BLOC DE TEXTE:
A la redécouverte d’Ariane

Thésée et le minotaure
Art attique. Amphore à figures noires :
Thésée, le Minotaure, Ariane.
Vers 550 – 530 avant J.-C.
Museum of Art, Rhode Island School of Design (source : Museum of Rhode Island)

Le personnage d’Ariane dans la mythologie grecque est sans doute plus connu pour le héros qu’elle a aidé, à savoir Thésée, que pour elle-même. Son nom est ainsi à jamais associé à l’expression « un fil d’ariane ». Selon le centre national des ressources textuelles et lexicales, cette expression désigne un « fil conducteur, moyen permettant de ne pas se perdre dans les complications d’une situation ». Elle est une référence on ne peut plus claire au fil qu’Ariane donna à Thésée pour qu’il puisse retrouver son chemin dans le labyrinthe. De plus, toujours selon le CNRTL, son nom en français finit par désigner une femme ou amante abandonnée comme Ariane le fut à Naxos.

Ariane est abandonnée par Thésée qui épousera sa sœur Phèdre. Elle est loin d’être la seule héroïne dans ce cas. Les amours malheureux sont un sujet privilégié de la littérature, et la mythologie grecque ne fait pas exception. La figure de la princesse étrangère qui tombe amoureuse d’un héros, l’aidant ainsi à surmonter des épreuves fatales et abandonnant sa mère patrie, se retrouve dans l’histoire de Médée et Jason. De même, l’abandon de l’héroïne par le héros sur l’ordre d’un dieu car sa destinée est ailleurs figure dans l’histoire de Didon et Enée, L’Enéide. Ce n’est donc pas cela qui distingue l’histoire d’Ariane.

DONNÉES FOURNIES:
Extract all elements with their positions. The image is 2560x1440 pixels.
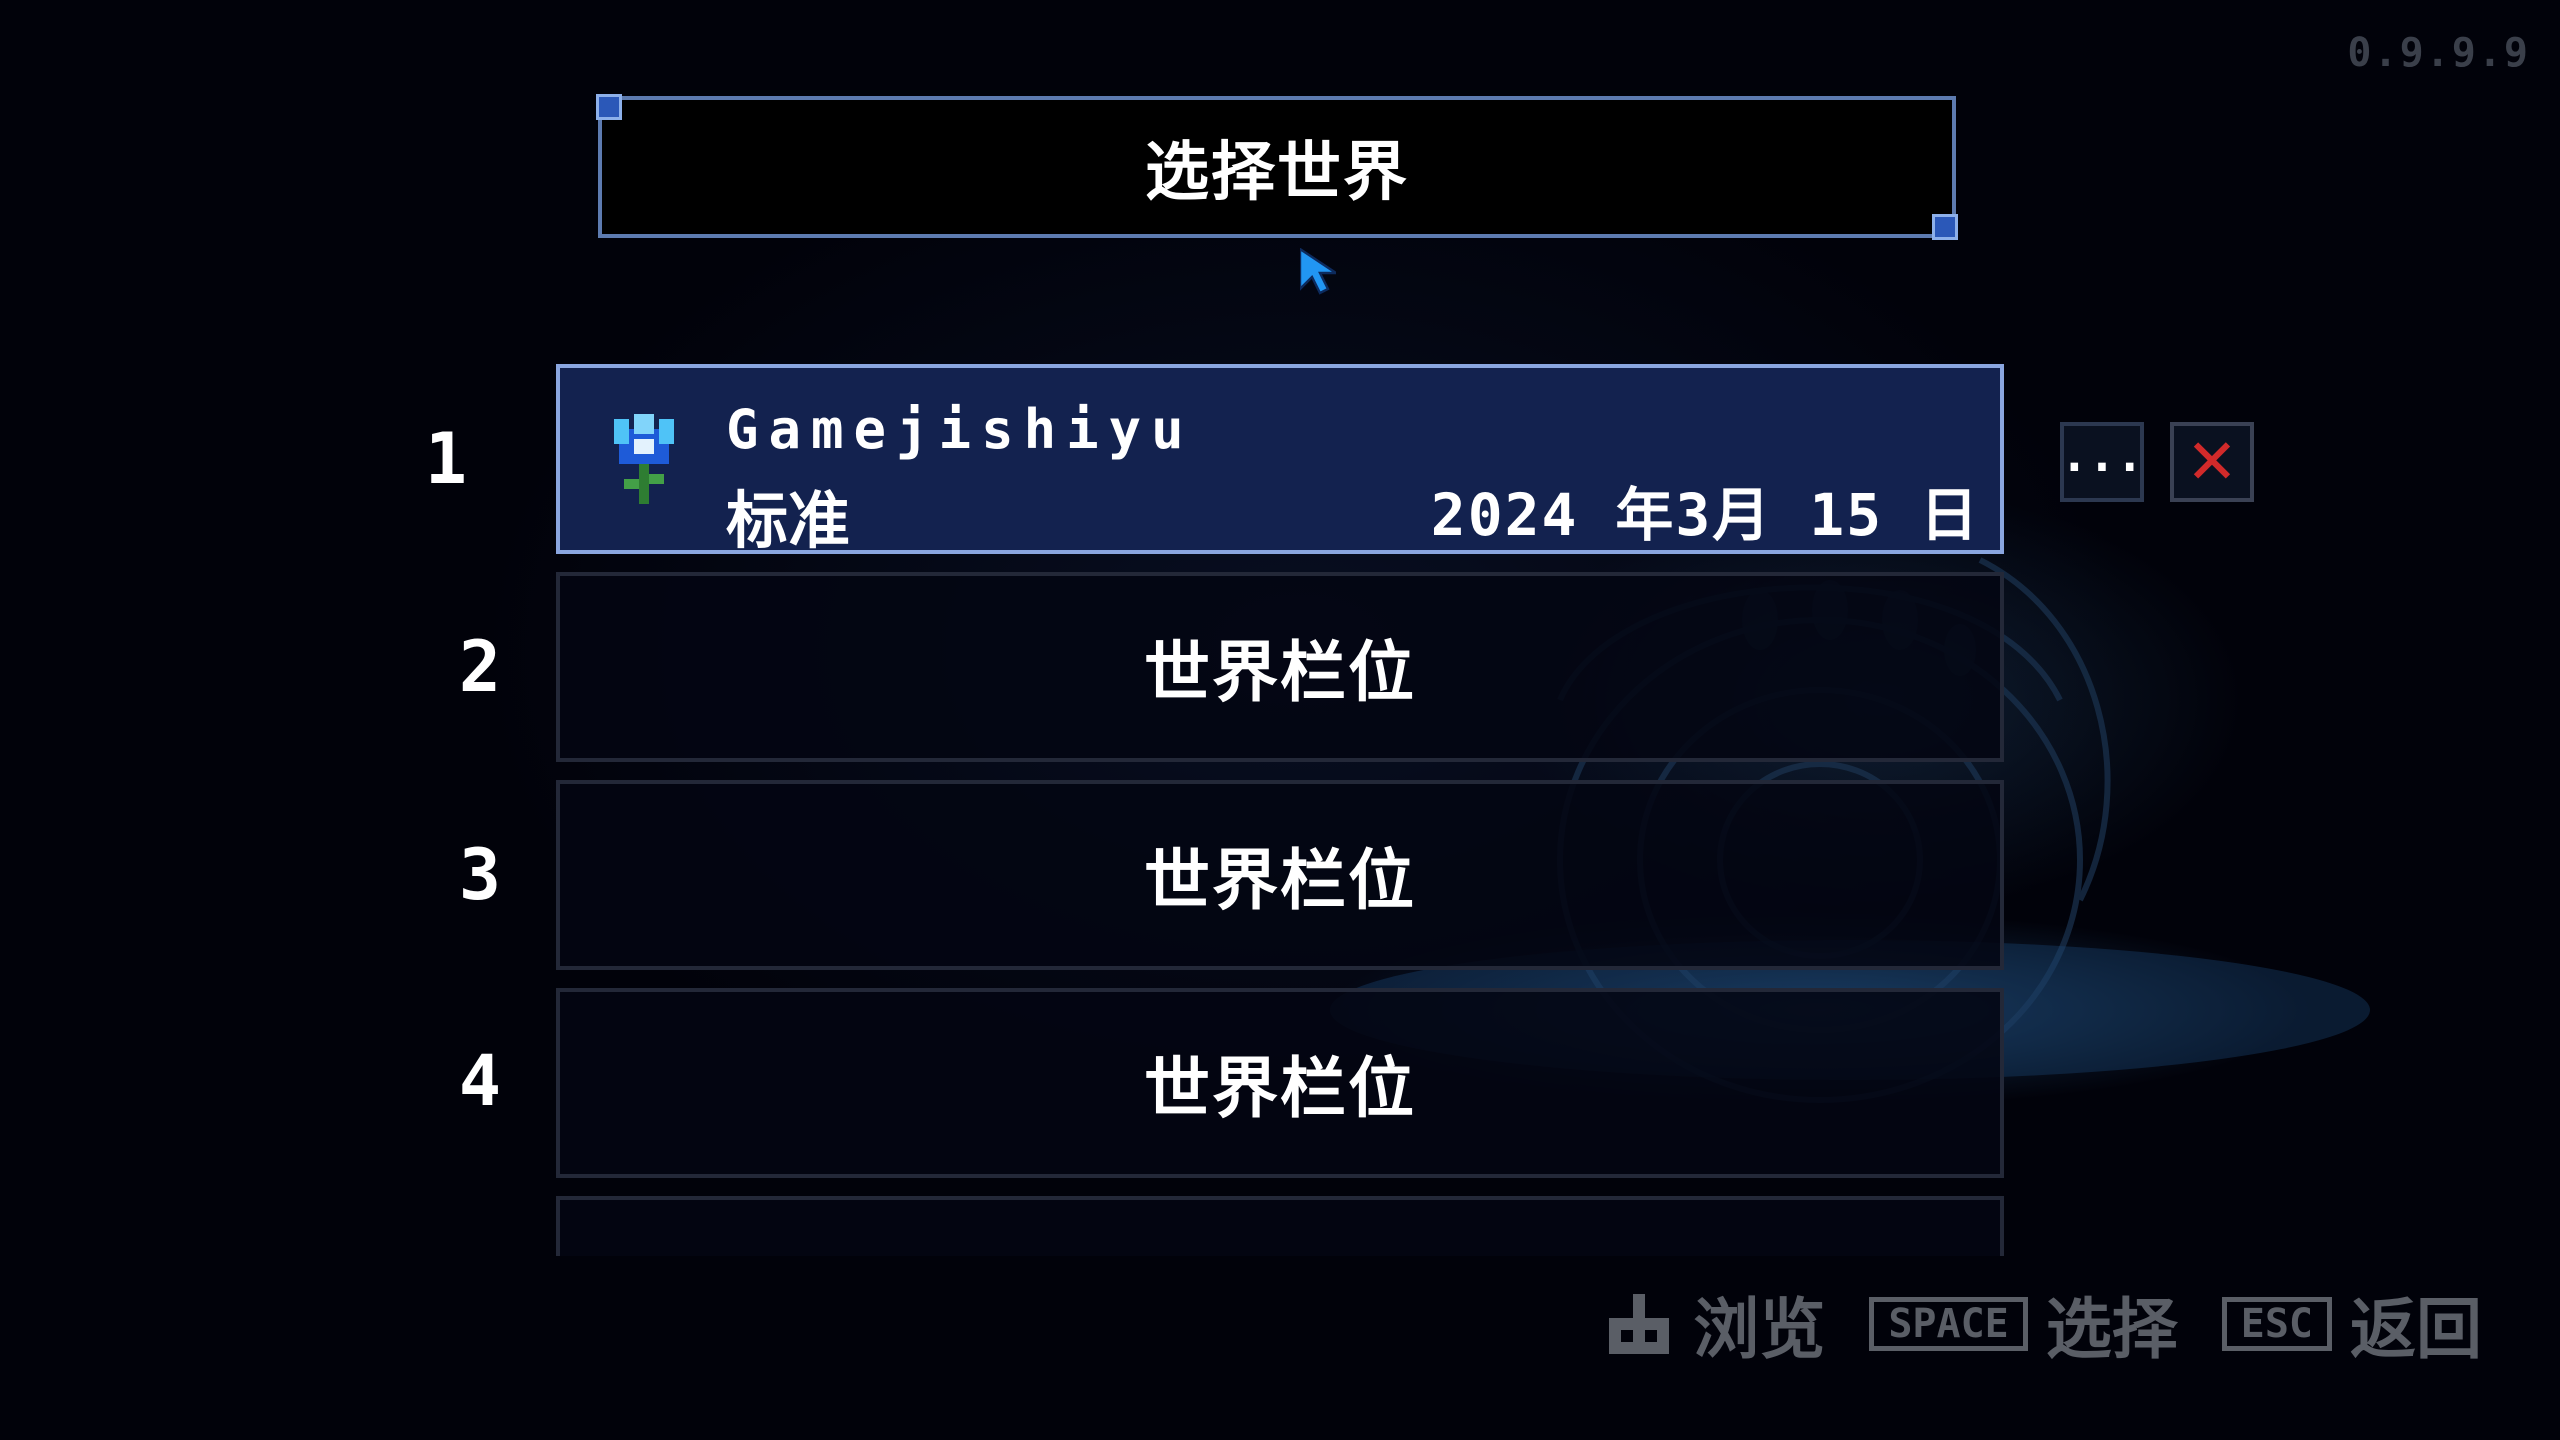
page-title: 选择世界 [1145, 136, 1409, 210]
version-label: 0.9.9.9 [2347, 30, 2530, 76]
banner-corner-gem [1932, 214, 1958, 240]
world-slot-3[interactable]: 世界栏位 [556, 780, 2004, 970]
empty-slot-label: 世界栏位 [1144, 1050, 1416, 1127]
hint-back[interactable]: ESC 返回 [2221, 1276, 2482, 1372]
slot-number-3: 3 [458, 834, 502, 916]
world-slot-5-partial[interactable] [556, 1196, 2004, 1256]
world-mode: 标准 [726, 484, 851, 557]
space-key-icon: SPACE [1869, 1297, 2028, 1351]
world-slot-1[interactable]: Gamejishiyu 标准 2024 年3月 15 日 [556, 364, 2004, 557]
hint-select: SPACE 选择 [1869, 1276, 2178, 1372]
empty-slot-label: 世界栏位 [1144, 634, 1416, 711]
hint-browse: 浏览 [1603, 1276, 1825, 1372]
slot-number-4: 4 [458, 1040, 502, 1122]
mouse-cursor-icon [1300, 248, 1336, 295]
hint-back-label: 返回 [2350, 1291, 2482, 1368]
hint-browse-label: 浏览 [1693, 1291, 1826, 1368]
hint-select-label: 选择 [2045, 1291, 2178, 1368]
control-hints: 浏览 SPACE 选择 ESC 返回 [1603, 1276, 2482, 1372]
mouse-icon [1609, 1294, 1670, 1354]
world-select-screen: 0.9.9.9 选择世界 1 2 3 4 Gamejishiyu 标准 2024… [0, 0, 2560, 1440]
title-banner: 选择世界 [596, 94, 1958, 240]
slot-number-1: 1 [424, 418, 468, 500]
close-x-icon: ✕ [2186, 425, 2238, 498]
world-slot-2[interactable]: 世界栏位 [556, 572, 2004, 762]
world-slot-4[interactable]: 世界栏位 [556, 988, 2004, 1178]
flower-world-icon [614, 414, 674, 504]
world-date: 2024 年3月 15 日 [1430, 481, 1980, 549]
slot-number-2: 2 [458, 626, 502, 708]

ÉNONCÉ: Poursuivez le texte sur Ariane à partir de sa dernière phrase. Les données proviennent d'une autre source.

RÉSULTAT:
Ce qui fait l’originalité de l’histoire d’Ariane est qu’elle fait partie des très rares héroïnes (peut-être même la seule) à accéder à un statut habituellement réservé aux héros masculins dans la mythologie, au moment de leur apothéose. Ariane accède au statut divin en devenant l’épouse de Dionysos, et rejoint alors les rangs des dieux Olympiens. Seul Héraclès obtient un tel honneur après sa mort sur un bûcher quand il est enfin admis auprès de son père Zeus et qu’Héra lui offre la main de sa fille Hébé en mariage.

Ce n’est pas tout puisqu’Ariane et Dionysos comptent parmi les rares exemples de félicité conjugale de la mythologie grecque. Le mythe d’Ariane mérite donc qu’on y regarde d’un peu plus près.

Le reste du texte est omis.